▶ Work to complete: Scan the listing below and copy every line holding "color".

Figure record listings
= = = = = = =

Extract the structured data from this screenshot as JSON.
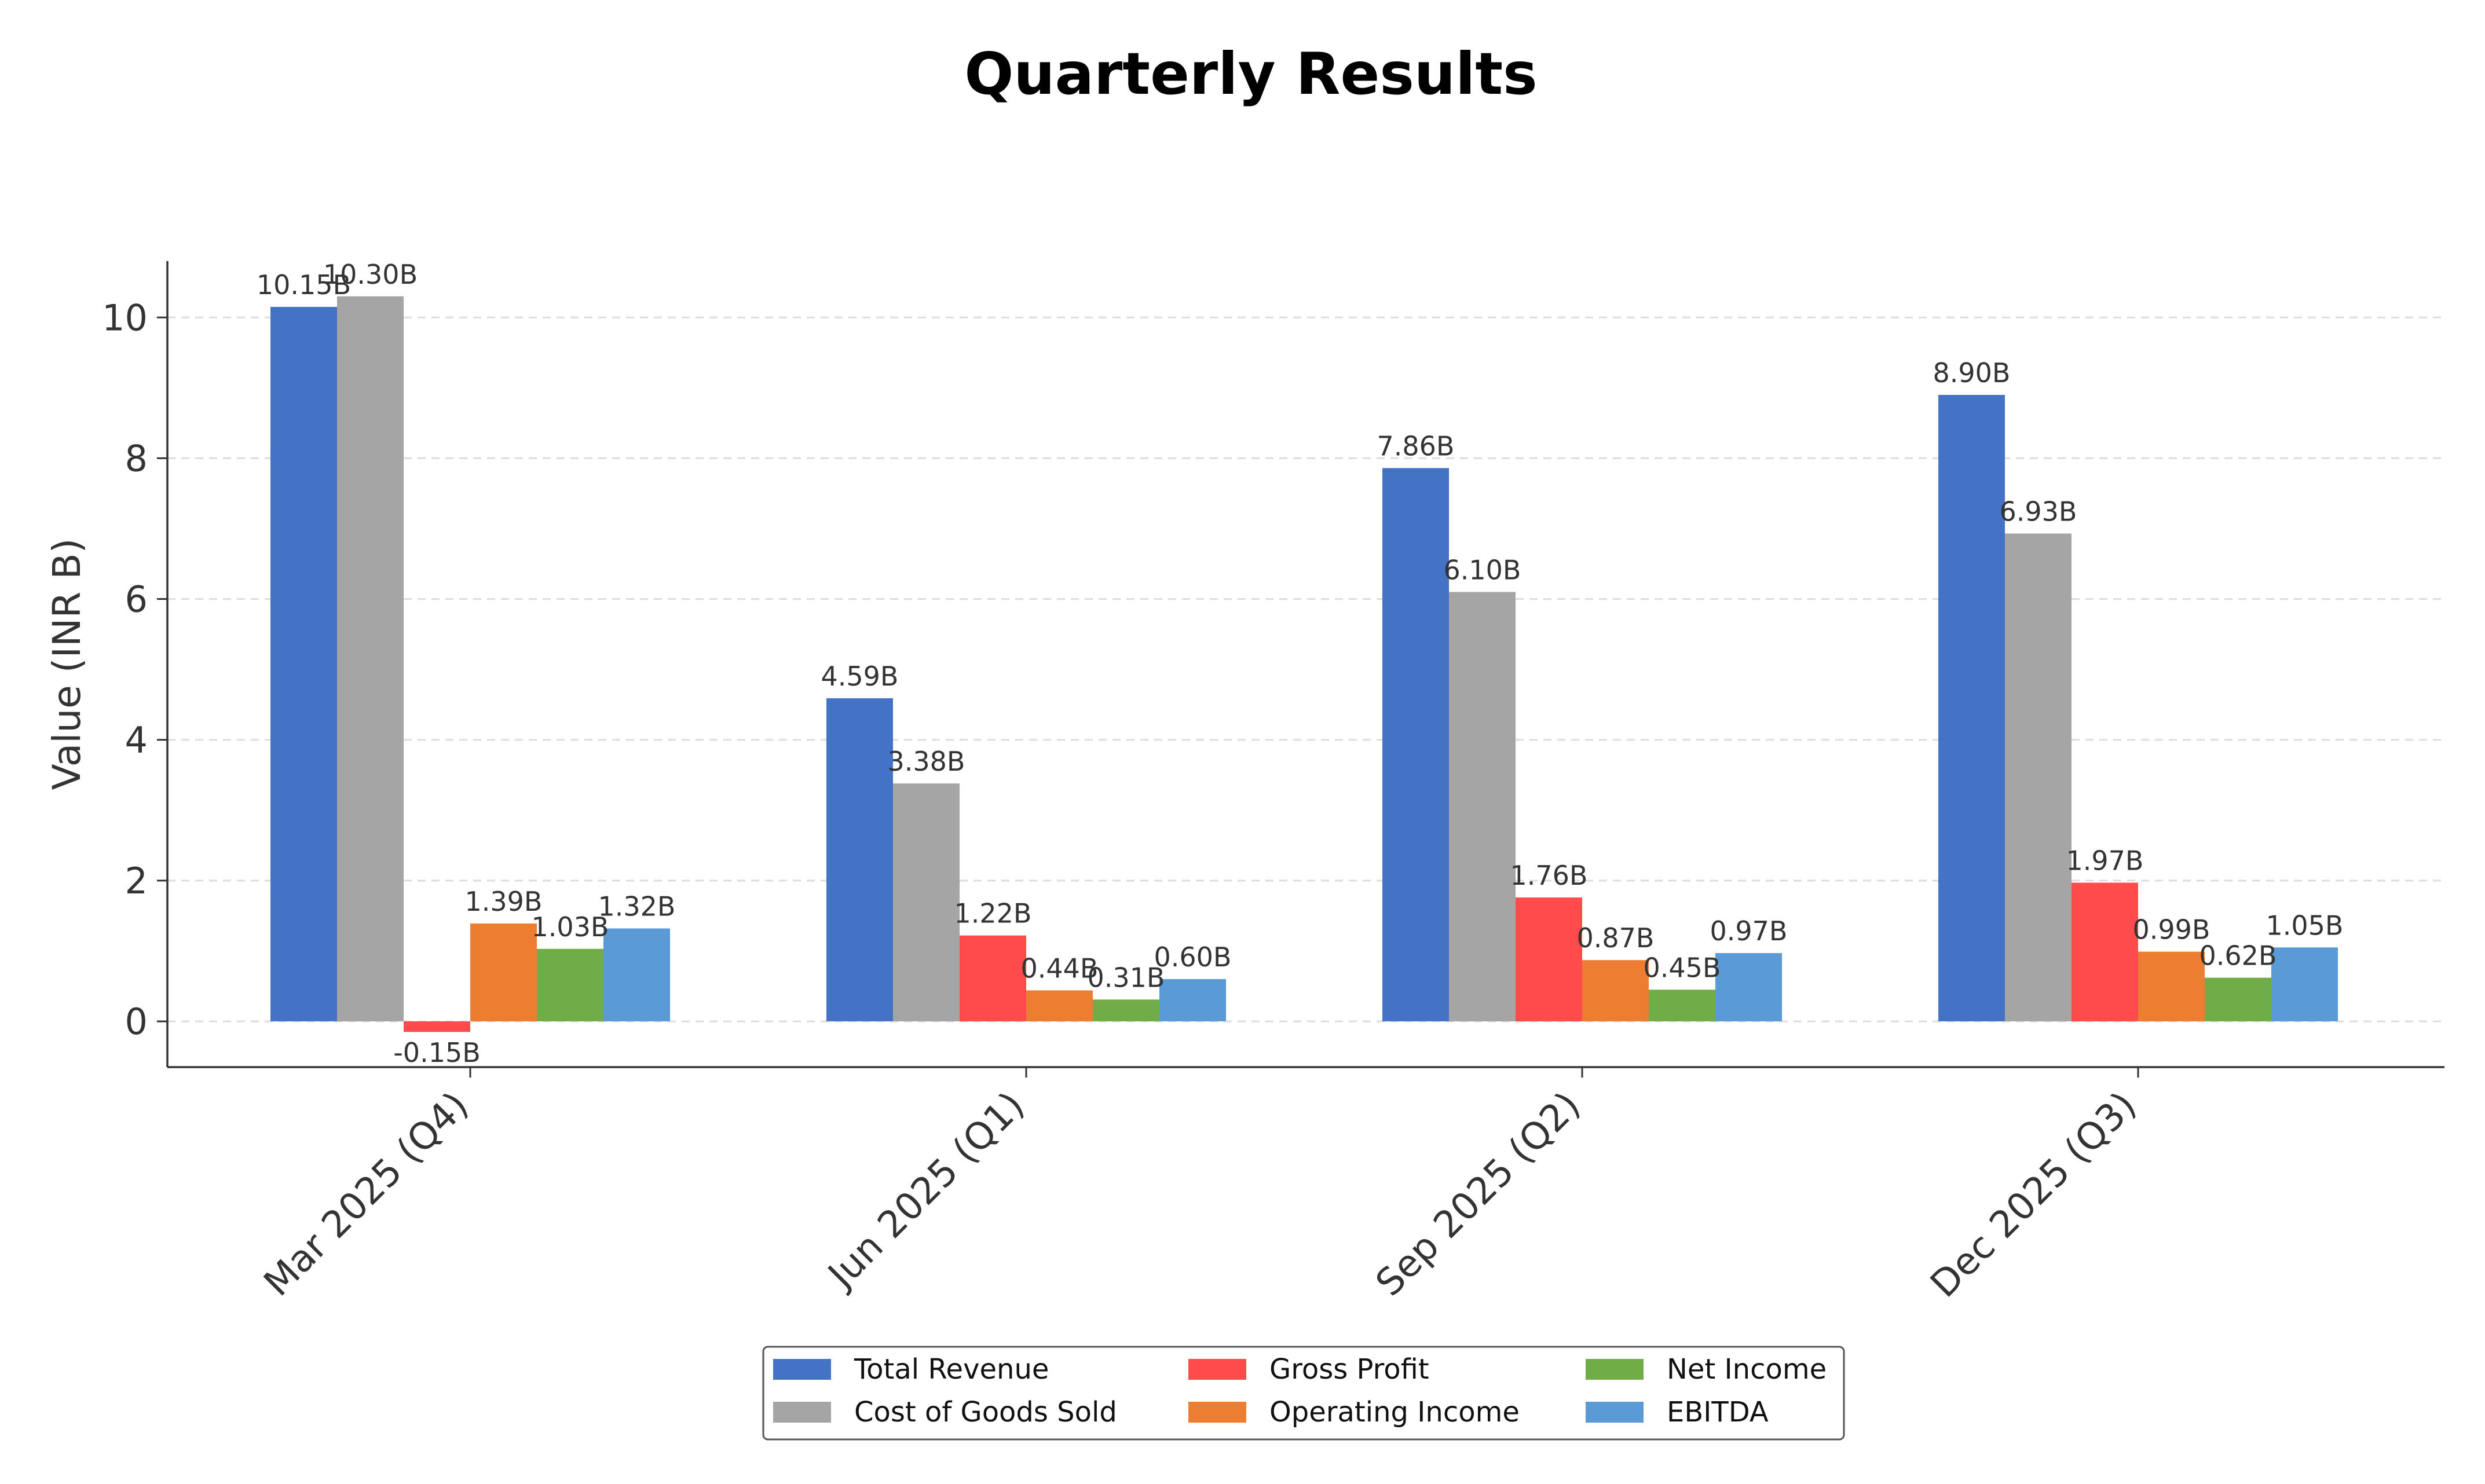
{
  "chart_data": {
    "type": "bar",
    "title": "Quarterly Results",
    "ylabel": "Value (INR B)",
    "xlabel": "",
    "categories": [
      "Mar 2025 (Q4)",
      "Jun 2025 (Q1)",
      "Sep 2025 (Q2)",
      "Dec 2025 (Q3)"
    ],
    "ylim": [
      -0.65,
      10.8
    ],
    "yticks": [
      0,
      2,
      4,
      6,
      8,
      10
    ],
    "grid": true,
    "legend_position": "bottom-center",
    "series": [
      {
        "name": "Total Revenue",
        "color": "#4472C4",
        "values": [
          10.15,
          4.59,
          7.86,
          8.9
        ],
        "labels": [
          "10.15B",
          "4.59B",
          "7.86B",
          "8.90B"
        ]
      },
      {
        "name": "Cost of Goods Sold",
        "color": "#A5A5A5",
        "values": [
          10.3,
          3.38,
          6.1,
          6.93
        ],
        "labels": [
          "10.30B",
          "3.38B",
          "6.10B",
          "6.93B"
        ]
      },
      {
        "name": "Gross Profit",
        "color": "#FF4B4B",
        "values": [
          -0.15,
          1.22,
          1.76,
          1.97
        ],
        "labels": [
          "-0.15B",
          "1.22B",
          "1.76B",
          "1.97B"
        ]
      },
      {
        "name": "Operating Income",
        "color": "#ED7D31",
        "values": [
          1.39,
          0.44,
          0.87,
          0.99
        ],
        "labels": [
          "1.39B",
          "0.44B",
          "0.87B",
          "0.99B"
        ]
      },
      {
        "name": "Net Income",
        "color": "#70AD47",
        "values": [
          1.03,
          0.31,
          0.45,
          0.62
        ],
        "labels": [
          "1.03B",
          "0.31B",
          "0.45B",
          "0.62B"
        ]
      },
      {
        "name": "EBITDA",
        "color": "#5B9BD5",
        "values": [
          1.32,
          0.6,
          0.97,
          1.05
        ],
        "labels": [
          "1.32B",
          "0.60B",
          "0.97B",
          "1.05B"
        ]
      }
    ]
  }
}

= = = = = = =

▶ Response to this task:
        "color": "#4472C4",
        "color": "#A5A5A5",
        "color": "#FF4B4B",
        "color": "#ED7D31",
        "color": "#70AD47",
        "color": "#5B9BD5",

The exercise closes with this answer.